Problems and tasks:
1) From the commentary on Hagrid's arrival, extract the passage between "Hagrid is holding" and "roles quite beautifully.", inclusive, copying it word for word.
2) In the commentary on Hagrid's arrival, over which city was Harry flying when he finally fell asleep?

Selected excerpt:
────────────────────────────────────────
Hagrid is holding a bundle of blankets - AKA, Harry Potter. I love this addition because that is such a maternal picture and Hagrid consistently throughout the series confuses all typical gender roles quite beautifully.

Dumbledore sounds relieved when he speaks, as if he was starting to worry something violent had happened to Hagrid. “At last,” he says. “And where did you get that motorcycle?”

“Borrowed it, Professor Dumbledore, sir,” says Hagrid, called “the giant” a lot at first in this book, climbing carefully off the motorcycle as he speaks. So he is careful with his size and strength - another thing that doesn’t fit his general stereotype. 

Hagrid continues that young Sirius Black, who turns out to be Harry’s actual godfather, lent the bike to him for the journey. (We find out later that this is a flagrant violation of wizarding law, a flying motorcycle. We also find out here that nobody cares.) Hagrid confirms that he has him - he has Harry Potter.

Hagrid always deferentially calls Dumbledore “Professor Dumbledore, sir.” Now Hagrid is always very careful in calling people by their proper titles, but that “sir” at the end is a mark of respect he only ever gives to Dumbledore. He also speaks with a bit of a thick, slanging West Country accent, which JK attempts to spell out - like all accents she deals with - phonetically. I would not recommend this to other writers as it can be at best difficult and confusing, at worst somewhat offensive.

Dumbledore asks Hagrid if there were any “problems.” Hagrid denies there were any - the house was almost completely destroyed, but he got Harry out before the Muggles from the village started completely surrounding the Potters’ house. (Hagrid refers to the Muggles as a “swarm,” as if they were annoying insects.) Presumably, Hagrid and Harry have then been flying since last night in order to make it here on time. Harry finally fell asleep as they were flying over Bristol.

Dumbledore and McGonagall bend forward over the bundle of blankets. Inside, just visible underneath all the blankets Hagrid has piled around him, is a baby boy, fast asleep. His hair is consistently described throughout the series as “jet black,” a particularly thick, dark, and shiny kind of black. Under a tuft of hair over his forehead, they can see an oddly shaped cut, like a bolt of lightning.

McGonagall, openly “curious,” asks in a hushed whisper if that’s where -? But she can’t finish her own sentence. Is that where Voldemort attacked Harry? McGonagall wants to know.

Dumbledore confirms that it is. Harry will have that scar “forever.” In other words, with or without Voldemort, it will always be there.

McGonagall asks Dumbledore if he can’t do something to get rid of the mark. Here, she defers to his magical expertise and talent. Dumbledore insists that even if he could get rid of the mark, he wouldn’t.

“Scars can come in handy,” he says, another veiled remark to the future. He defuses the tension by adding cheerfully and quirkily that he has one himself above his left knee that is a perfect map of the London Underground.

But what Dumbledore has next to say seems difficult even for him. He says it rather haltingly. “Well - give him here, Hagrid - we’d better get this over with.” Even Dumbledore is showing reluctance. Nevertheless, he takes Harry in his arms and turns toward the Dursleys’ house.
────────────────────────────────────────
Rows:
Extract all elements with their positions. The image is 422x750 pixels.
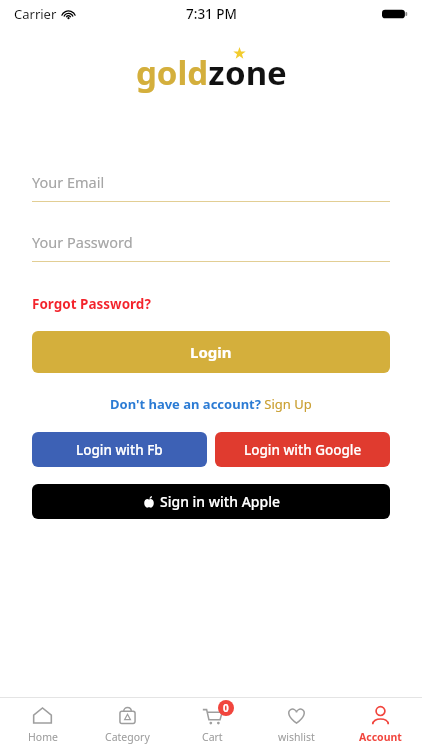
staticText: Forgot Password? — [32, 295, 151, 313]
button[interactable]: Login with Fb — [32, 432, 207, 467]
button[interactable]: Category — [85, 705, 170, 744]
staticText: Cart — [202, 730, 223, 744]
button[interactable]: Your Password — [32, 232, 390, 262]
button[interactable]: Cart — [170, 705, 254, 744]
staticText: Category — [105, 730, 150, 744]
staticText: Don't have an account? Sign Up — [110, 395, 312, 413]
staticText: Your Password — [32, 232, 133, 252]
button[interactable]: Login — [32, 331, 390, 373]
staticText: Account — [359, 730, 402, 744]
button[interactable]: Your Email — [32, 172, 390, 202]
button[interactable]: Home — [0, 705, 85, 744]
staticText: 7:31 PM — [186, 5, 237, 23]
button[interactable]: Forgot Password? — [32, 295, 151, 313]
staticText: Sign in with Apple — [160, 492, 280, 511]
button[interactable]: Sign in with Apple — [32, 484, 390, 519]
staticText: goldz — [136, 50, 225, 95]
staticText: Your Email — [32, 172, 105, 192]
staticText: one — [225, 50, 287, 95]
staticText: Home — [28, 730, 58, 744]
staticText: Login — [190, 342, 232, 362]
button[interactable]: Don't have an account? Sign Up — [0, 395, 422, 413]
staticText: Login with Google — [244, 441, 362, 459]
button[interactable]: wishlist — [254, 705, 338, 744]
staticText: wishlist — [278, 730, 315, 744]
button[interactable]: Login with Google — [215, 432, 390, 467]
staticText: Carrier — [14, 5, 57, 23]
staticText: Login with Fb — [76, 441, 163, 459]
button[interactable]: Account — [338, 705, 422, 744]
staticText: 0 — [223, 701, 229, 715]
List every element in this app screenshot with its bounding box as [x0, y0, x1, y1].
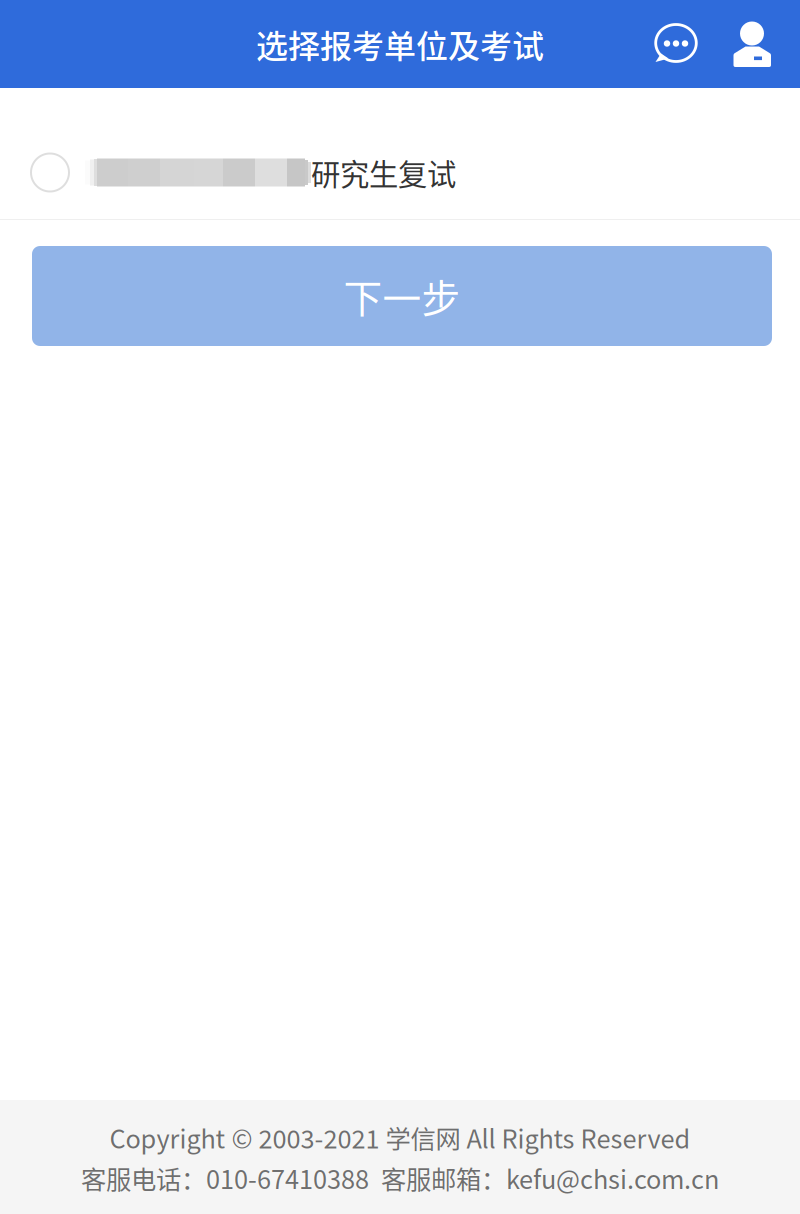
button[interactable]: 下一步 [32, 246, 772, 346]
staticText: Copyright © 2003-2021 学信网 All Rights Res… [110, 1119, 690, 1156]
staticText: 下一步 [344, 268, 460, 324]
staticText: 研究生复试 [311, 151, 456, 194]
staticText: 选择报考单位及考试 [256, 21, 544, 67]
button[interactable]: 在线客服 [648, 9, 704, 79]
button[interactable]: 研究生复试 [0, 126, 800, 219]
staticText: 客服电话：010-67410388 客服邮箱：kefu@chsi.com.cn [81, 1160, 719, 1196]
button[interactable]: 个人中心 [724, 9, 780, 79]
────────────────────────────────────────
Responses per task:
1)
Hagrid is holding a bundle of blankets - AKA, Harry Potter. I love this addition because that is such a maternal picture and Hagrid consistently throughout the series confuses all typical gender roles quite beautifully.

2) Bristol.